K45AR
- Eagle Bend, Minnesota; United States;
- Channels: Analog: 45 (UHF);

Programming
- Affiliations: Educational Independent

Ownership
- Owner: Eagle Bend schools; (Independent School District No. 790);

History
- Founded: 1980
- First air date: January 1980
- Last air date: 1998
- Former call signs: KXG2CB (1980–1984)

Technical information
- Licensing authority: FCC
- Facility ID: 28512
- Class: TX
- ERP: 1 kW
- Transmitter coordinates: 46°9′59.90″N 95°2′41.10″W﻿ / ﻿46.1666389°N 95.0447500°W

Links
- Public license information: Public file; LMS;

= K45AR =

Television station in Eagle Bend, Minnesota (1980–1998)

K45AR (channel 45) was a low-power television station in Eagle Bend, Minnesota, United States. It started in the late 1970s under the call sign KXG2CB, then transmitting on a 100-watt transmitter under an experimental license from the Federal Communications Commission (FCC). K45AR was used for the first educational instructional television (ITV) system in the state. The station was run by the schools of Bertha–Hewitt, Clarissa, and Eagle Bend.

::::

> PROBLEM 1
In the K45AR station text, what call sign did the station use from 1980 to 1984?
> PROBLEM 2
Write a continuation of the K45AR station text, starting after its final sentence.
The records after this point are separate material and are not part of the K45AR station text.

::::

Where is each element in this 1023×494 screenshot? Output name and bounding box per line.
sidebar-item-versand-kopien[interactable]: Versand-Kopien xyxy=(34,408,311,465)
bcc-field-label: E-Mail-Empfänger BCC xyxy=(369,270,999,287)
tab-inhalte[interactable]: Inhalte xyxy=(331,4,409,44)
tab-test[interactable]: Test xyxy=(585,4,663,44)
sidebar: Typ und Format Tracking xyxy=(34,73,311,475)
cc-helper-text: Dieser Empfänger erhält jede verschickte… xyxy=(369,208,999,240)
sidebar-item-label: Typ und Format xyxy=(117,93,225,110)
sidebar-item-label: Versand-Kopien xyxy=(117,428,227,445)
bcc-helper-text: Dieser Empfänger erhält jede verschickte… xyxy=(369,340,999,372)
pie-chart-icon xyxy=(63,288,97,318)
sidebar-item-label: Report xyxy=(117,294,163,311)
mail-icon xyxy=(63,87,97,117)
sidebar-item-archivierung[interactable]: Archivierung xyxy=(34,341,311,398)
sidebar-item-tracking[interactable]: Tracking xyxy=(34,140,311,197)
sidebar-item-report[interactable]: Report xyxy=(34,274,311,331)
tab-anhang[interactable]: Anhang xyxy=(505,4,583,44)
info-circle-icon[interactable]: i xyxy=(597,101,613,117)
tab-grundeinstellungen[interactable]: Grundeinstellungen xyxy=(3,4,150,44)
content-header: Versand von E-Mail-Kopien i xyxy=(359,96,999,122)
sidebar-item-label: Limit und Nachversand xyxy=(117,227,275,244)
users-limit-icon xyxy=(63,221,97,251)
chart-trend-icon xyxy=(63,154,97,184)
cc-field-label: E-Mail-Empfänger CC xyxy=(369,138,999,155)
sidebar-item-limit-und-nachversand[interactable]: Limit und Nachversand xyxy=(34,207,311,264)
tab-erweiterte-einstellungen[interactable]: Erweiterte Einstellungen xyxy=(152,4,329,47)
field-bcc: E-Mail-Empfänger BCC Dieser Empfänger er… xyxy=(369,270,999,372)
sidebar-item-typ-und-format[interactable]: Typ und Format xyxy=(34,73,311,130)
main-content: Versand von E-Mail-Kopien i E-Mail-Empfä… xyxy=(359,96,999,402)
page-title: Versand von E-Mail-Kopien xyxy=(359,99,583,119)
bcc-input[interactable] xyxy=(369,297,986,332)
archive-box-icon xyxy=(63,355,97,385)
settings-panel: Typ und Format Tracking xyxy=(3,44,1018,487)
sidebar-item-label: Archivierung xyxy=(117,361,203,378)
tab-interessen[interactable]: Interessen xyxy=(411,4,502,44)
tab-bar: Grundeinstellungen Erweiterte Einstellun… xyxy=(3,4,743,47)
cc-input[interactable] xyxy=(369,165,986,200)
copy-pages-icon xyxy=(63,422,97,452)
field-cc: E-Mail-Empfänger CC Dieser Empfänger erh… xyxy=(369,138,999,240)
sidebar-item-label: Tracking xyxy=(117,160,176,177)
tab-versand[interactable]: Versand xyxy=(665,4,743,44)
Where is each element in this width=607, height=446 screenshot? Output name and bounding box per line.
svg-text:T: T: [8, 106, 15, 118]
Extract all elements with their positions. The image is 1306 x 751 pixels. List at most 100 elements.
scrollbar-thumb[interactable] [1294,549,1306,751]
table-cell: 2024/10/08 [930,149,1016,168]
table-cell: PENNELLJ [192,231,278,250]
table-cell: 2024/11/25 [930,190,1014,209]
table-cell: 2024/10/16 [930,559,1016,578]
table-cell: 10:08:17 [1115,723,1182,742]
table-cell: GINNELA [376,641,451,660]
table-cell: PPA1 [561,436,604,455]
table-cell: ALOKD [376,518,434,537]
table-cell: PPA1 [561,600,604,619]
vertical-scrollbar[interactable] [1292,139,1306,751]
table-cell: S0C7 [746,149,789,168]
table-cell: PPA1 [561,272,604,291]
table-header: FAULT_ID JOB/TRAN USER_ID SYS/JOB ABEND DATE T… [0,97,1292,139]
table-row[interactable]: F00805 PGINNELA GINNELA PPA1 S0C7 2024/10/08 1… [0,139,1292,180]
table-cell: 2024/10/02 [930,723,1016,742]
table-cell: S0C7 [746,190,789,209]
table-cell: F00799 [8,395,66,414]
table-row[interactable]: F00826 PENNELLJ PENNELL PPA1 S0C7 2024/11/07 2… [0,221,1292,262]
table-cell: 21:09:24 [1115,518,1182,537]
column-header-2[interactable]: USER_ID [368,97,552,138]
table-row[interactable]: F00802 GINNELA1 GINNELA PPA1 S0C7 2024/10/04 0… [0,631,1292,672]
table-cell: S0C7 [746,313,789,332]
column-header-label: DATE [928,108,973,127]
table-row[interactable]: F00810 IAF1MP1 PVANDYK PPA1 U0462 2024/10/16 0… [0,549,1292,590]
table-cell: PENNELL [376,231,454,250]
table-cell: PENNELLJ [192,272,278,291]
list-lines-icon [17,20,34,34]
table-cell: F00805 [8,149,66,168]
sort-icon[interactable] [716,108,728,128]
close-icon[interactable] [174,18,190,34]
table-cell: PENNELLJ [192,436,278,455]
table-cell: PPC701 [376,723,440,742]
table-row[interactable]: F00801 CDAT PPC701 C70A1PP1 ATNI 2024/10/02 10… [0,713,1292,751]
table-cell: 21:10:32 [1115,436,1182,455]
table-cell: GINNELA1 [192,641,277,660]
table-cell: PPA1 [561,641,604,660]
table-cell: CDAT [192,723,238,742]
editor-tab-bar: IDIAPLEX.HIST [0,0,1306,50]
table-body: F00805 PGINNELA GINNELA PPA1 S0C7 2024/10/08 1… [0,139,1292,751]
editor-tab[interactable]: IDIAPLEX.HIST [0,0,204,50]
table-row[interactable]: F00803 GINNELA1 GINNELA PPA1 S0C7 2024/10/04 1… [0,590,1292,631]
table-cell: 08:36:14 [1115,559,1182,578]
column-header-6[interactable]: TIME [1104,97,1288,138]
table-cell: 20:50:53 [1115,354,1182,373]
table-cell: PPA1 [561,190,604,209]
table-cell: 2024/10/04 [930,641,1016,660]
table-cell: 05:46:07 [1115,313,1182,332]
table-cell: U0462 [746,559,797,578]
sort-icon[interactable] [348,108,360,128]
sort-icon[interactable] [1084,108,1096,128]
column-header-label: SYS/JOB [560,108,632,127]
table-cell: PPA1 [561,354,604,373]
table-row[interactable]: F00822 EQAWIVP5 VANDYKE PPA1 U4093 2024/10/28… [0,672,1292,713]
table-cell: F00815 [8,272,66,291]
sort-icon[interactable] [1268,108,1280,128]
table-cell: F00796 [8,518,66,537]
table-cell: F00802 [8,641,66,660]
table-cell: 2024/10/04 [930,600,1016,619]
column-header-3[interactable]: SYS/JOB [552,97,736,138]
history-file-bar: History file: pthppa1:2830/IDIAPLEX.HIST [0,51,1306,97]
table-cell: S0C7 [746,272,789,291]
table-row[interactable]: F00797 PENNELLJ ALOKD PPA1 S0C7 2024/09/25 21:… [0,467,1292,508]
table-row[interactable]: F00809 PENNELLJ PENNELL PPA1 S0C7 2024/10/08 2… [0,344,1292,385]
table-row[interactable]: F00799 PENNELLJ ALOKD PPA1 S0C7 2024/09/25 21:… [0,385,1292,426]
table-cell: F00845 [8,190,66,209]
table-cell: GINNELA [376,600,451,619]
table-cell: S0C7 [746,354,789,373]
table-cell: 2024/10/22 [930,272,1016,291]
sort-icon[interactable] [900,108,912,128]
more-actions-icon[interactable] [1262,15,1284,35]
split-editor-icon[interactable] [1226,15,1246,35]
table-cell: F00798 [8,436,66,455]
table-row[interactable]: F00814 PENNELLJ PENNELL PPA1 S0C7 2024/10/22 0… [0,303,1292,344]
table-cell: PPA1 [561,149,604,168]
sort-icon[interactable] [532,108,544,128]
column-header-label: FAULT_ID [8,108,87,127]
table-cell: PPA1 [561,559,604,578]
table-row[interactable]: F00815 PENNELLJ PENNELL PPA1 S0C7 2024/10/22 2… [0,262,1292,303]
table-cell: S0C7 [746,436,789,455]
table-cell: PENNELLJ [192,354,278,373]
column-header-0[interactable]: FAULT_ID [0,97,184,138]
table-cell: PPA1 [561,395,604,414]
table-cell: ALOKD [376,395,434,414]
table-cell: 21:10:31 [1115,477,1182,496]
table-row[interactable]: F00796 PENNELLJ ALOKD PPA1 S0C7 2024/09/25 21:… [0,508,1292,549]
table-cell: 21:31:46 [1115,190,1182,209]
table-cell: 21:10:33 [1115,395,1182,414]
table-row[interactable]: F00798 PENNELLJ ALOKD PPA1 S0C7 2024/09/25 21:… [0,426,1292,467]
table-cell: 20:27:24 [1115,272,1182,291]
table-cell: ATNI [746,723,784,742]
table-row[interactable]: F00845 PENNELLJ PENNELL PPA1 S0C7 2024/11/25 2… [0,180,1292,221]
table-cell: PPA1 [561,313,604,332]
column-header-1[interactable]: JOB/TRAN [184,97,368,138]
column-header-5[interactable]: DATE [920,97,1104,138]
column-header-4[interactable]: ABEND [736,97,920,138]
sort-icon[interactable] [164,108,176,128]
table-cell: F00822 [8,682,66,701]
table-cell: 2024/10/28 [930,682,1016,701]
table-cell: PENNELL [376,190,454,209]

::::

> ANSWER BOX 1
KXG2CB

> ANSWER BOX 2
== History ==
K45AR was the idea of Eagle Bend High School principal Richard Lundgren. Lundgren was in search of getting a way to provide more educational opportunities to his students for a low cost. Instructional television allowed schools to share teachers without the teachers or students leaving their respective schools.

When K45AR first went on the air it operated under the experimental license KG2XCB. Its first transmitter was located in Eagle Bend. Its power was 100 watts and its tower was about 190 ft. Along with Eagle Bend Public Schools, the Bertha–Hewitt and Clarissa public schools each owned an Instructional Television Fixed Service (ITFS) microwave transmitter to broadcast via closed circuit between schools. Each school was located approximately 5 mi apart from each other. With this system the schools could teach classes from each site and the students could interact with the teachers at each site. Because KG2XCB broadcast on a conventional UHF channel in the clear, people with a regular antenna could receive the signal at home and watch the classes being offered by the schools. The station also broadcast adult and children's educational programs when the three schools were not broadcasting, including PBS programs furnished by WDSE in Duluth.

In January 1980, the system was dedicated, attended by people from all over Minnesota and the United States.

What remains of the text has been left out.